(Exercise):
Look through the lines below and extract each one that contains "area".

(Material supplied):
::::::::::

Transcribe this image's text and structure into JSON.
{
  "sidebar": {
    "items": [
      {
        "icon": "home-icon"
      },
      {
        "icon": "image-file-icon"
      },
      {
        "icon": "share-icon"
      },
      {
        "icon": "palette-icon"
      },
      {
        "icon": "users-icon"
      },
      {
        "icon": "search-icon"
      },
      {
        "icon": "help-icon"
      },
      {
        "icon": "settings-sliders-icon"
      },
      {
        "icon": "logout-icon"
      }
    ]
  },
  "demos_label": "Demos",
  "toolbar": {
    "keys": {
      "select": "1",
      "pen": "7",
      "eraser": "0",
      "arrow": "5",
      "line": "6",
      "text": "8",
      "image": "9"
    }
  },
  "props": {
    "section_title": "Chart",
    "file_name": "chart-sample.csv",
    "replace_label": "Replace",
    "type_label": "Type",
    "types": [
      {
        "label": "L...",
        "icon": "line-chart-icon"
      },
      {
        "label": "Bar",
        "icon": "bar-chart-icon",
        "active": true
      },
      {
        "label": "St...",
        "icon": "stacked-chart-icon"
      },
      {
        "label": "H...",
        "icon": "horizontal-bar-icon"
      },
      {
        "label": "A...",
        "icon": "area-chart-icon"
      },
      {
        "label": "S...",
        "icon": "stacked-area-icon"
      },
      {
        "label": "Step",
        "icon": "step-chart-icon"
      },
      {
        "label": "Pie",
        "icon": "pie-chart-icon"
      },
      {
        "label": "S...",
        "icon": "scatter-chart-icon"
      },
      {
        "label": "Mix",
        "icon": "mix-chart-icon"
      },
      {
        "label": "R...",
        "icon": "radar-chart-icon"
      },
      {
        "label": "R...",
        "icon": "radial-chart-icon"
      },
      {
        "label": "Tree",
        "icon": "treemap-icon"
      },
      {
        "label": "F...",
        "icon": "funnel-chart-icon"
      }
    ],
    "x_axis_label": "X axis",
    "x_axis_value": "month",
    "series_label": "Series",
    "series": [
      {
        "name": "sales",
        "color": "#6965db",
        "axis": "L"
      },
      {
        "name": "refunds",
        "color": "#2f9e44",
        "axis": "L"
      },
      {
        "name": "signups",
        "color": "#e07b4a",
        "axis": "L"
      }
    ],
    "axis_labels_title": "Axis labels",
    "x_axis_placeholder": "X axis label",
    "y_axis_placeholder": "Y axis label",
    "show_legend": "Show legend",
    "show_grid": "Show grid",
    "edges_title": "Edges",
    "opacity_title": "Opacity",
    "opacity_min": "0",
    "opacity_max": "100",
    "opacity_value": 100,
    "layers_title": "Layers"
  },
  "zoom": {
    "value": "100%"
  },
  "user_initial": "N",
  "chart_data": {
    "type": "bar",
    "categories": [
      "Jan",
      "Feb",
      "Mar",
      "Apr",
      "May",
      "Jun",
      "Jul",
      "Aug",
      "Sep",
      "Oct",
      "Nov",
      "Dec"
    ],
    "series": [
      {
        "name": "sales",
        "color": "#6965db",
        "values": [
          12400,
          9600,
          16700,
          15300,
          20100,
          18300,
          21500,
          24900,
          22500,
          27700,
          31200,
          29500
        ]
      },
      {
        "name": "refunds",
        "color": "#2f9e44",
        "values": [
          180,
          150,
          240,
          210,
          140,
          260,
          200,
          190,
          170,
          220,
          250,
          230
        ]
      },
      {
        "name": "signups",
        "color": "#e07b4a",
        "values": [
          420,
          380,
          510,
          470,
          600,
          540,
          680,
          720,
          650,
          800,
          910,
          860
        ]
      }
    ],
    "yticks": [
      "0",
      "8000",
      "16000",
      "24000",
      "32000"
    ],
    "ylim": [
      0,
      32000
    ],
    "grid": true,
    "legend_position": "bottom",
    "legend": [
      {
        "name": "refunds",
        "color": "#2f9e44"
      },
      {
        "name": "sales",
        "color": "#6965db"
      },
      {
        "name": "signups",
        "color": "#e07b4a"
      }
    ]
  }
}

::::::::::

(Result below):
        "icon": "area-chart-icon"
        "icon": "stacked-area-icon"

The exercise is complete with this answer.